* [What you have to do]
Copy out each line featuring the string "advice" from the entries beneath.

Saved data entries
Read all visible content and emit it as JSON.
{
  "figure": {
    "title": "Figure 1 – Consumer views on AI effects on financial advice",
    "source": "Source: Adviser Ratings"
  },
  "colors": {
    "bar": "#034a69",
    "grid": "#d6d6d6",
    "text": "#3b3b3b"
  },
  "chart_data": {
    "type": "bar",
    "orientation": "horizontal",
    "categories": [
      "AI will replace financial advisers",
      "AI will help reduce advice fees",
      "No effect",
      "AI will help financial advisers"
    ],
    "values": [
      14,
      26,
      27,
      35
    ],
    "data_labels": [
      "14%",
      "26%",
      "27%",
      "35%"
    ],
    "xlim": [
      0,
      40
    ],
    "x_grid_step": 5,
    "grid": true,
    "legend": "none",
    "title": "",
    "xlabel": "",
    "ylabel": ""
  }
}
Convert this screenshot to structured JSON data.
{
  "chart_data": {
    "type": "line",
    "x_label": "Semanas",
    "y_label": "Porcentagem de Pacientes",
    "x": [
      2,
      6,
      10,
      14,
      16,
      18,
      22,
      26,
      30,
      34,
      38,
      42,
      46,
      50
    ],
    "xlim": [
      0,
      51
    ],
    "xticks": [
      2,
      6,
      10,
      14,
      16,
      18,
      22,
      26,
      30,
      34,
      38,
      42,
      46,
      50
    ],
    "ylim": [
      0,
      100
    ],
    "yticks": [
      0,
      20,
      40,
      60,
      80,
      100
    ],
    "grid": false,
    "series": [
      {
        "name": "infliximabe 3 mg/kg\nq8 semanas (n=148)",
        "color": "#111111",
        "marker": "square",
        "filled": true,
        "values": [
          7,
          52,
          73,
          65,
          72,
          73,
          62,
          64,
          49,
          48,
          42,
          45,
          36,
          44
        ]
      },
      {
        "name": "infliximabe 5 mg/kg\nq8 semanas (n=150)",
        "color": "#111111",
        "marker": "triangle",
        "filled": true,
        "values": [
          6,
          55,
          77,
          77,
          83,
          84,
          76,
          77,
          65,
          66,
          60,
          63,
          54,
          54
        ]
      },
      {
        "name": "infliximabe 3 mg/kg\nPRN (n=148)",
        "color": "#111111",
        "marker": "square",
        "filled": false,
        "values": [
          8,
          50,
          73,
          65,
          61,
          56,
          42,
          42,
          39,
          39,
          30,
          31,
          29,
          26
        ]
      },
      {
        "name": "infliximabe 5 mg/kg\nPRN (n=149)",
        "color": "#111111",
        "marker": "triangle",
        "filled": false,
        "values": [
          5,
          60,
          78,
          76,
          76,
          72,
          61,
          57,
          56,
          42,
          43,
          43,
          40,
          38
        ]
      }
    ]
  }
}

* [Task output]
    "title": "Figure 1 – Consumer views on AI effects on financial advice",
      "AI will help reduce advice fees",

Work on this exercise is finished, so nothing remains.